--- Start ---

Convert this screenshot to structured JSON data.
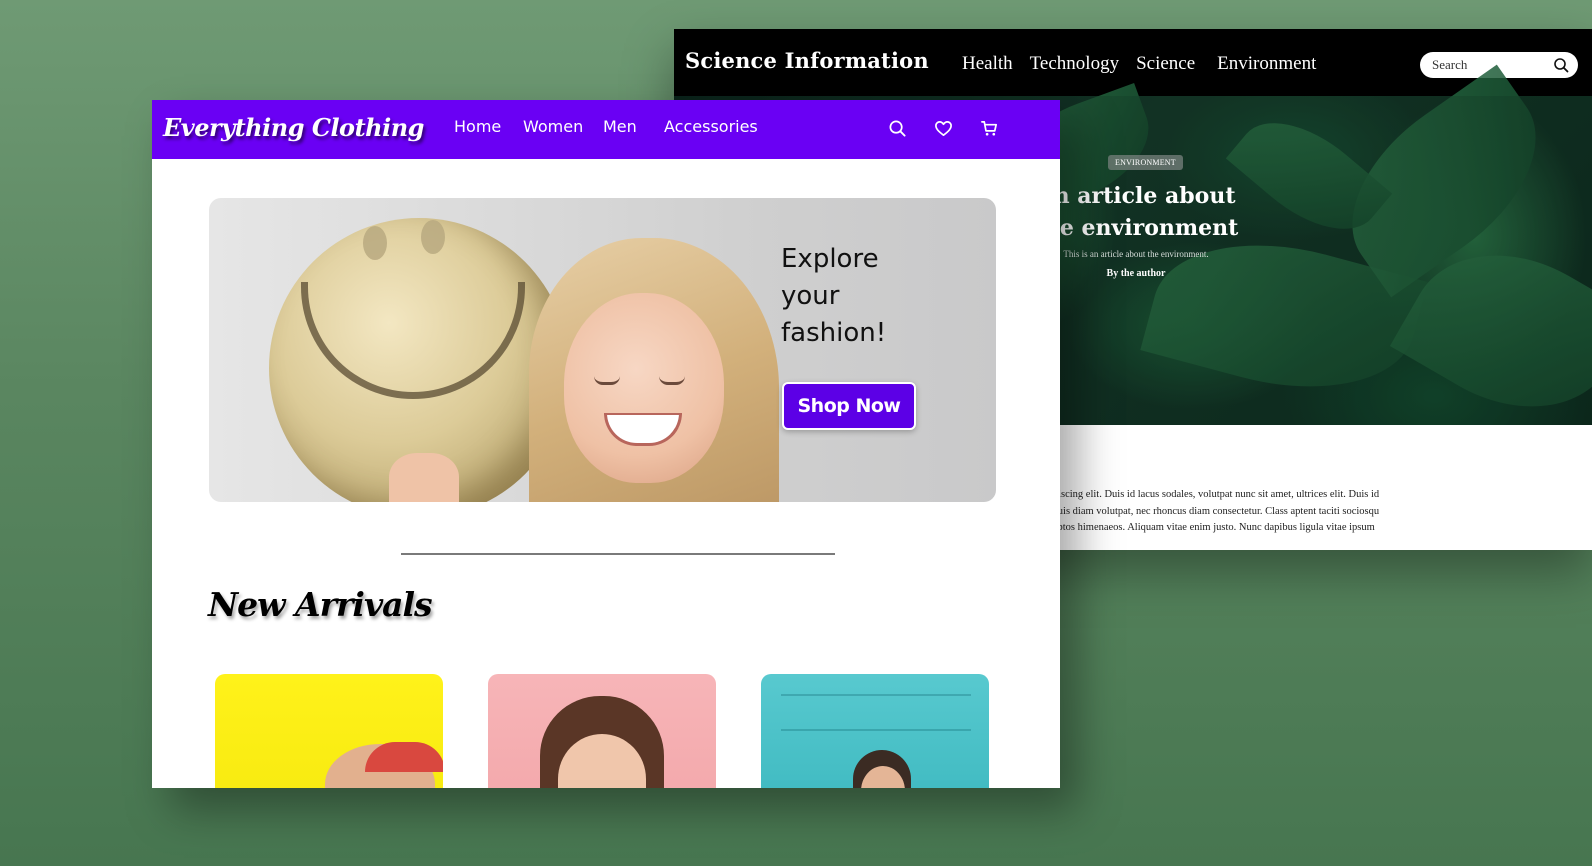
{
  "science_site": {
    "logo": "Science Information",
    "nav": [
      "Health",
      "Technology",
      "Science",
      "Environment"
    ],
    "search": {
      "placeholder": "Search"
    },
    "hero": {
      "badge": "ENVIRONMENT",
      "title": "An article about the environment",
      "subtitle": "This is an article about the environment.",
      "author": "By the author"
    },
    "body_lines": [
      "adipiscing elit. Duis id lacus sodales, volutpat nunc sit amet, ultrices elit. Duis id",
      "ex quis diam volutpat, nec rhoncus diam consectetur. Class aptent taciti sociosqu",
      "inceptos himenaeos. Aliquam vitae enim justo. Nunc dapibus ligula vitae ipsum"
    ]
  },
  "clothing_site": {
    "logo": "Everything Clothing",
    "nav": {
      "home": "Home",
      "women": "Women",
      "men": "Men",
      "accessories": "Accessories"
    },
    "icons": [
      "search-icon",
      "heart-icon",
      "cart-icon"
    ],
    "hero": {
      "headline_lines": [
        "Explore",
        "your",
        "fashion!"
      ],
      "button": "Shop Now"
    },
    "section_title": "New Arrivals",
    "colors": {
      "nav": "#6a00f4",
      "button": "#5c00e6",
      "card_yellow": "#fff21a",
      "card_pink": "#f7b5b8",
      "card_teal": "#58c9cf"
    }
  }
}
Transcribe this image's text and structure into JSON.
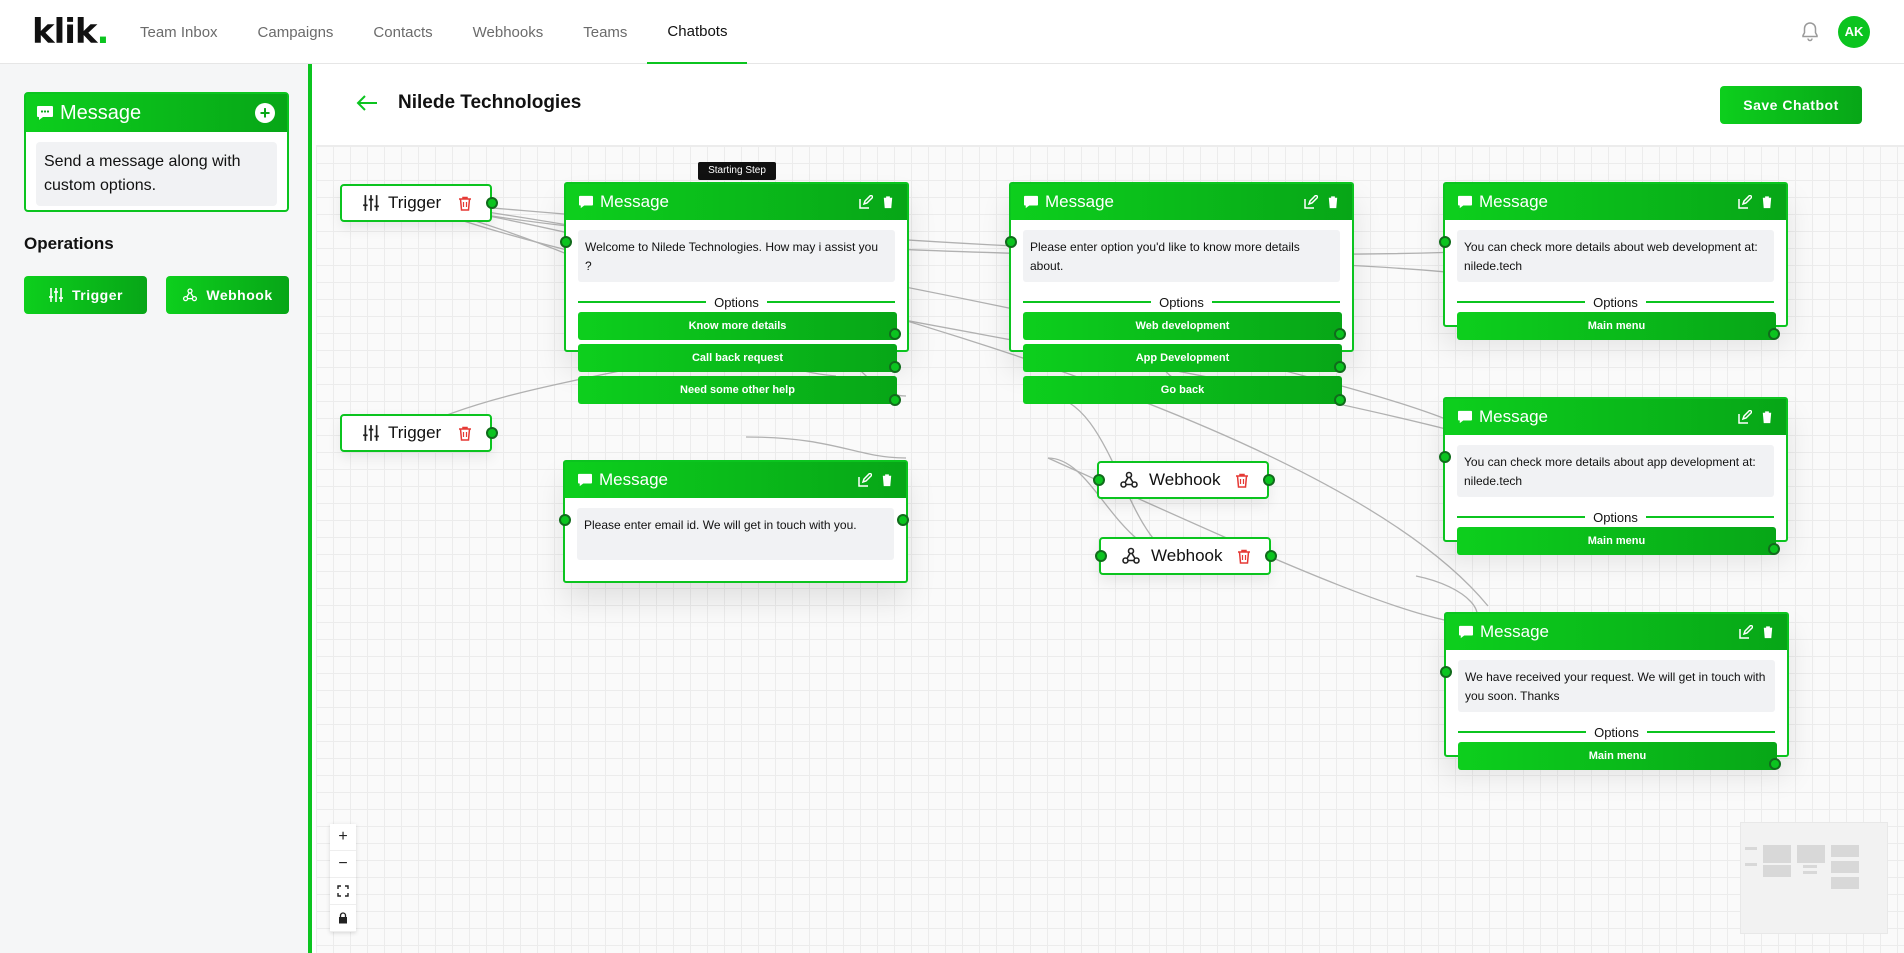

--- End ---

Aim: Filter the entries down to the lines containing "logo". Copy each of those lines.

Final result:
    "logo": "Science Information",
    "logo": "Everything Clothing",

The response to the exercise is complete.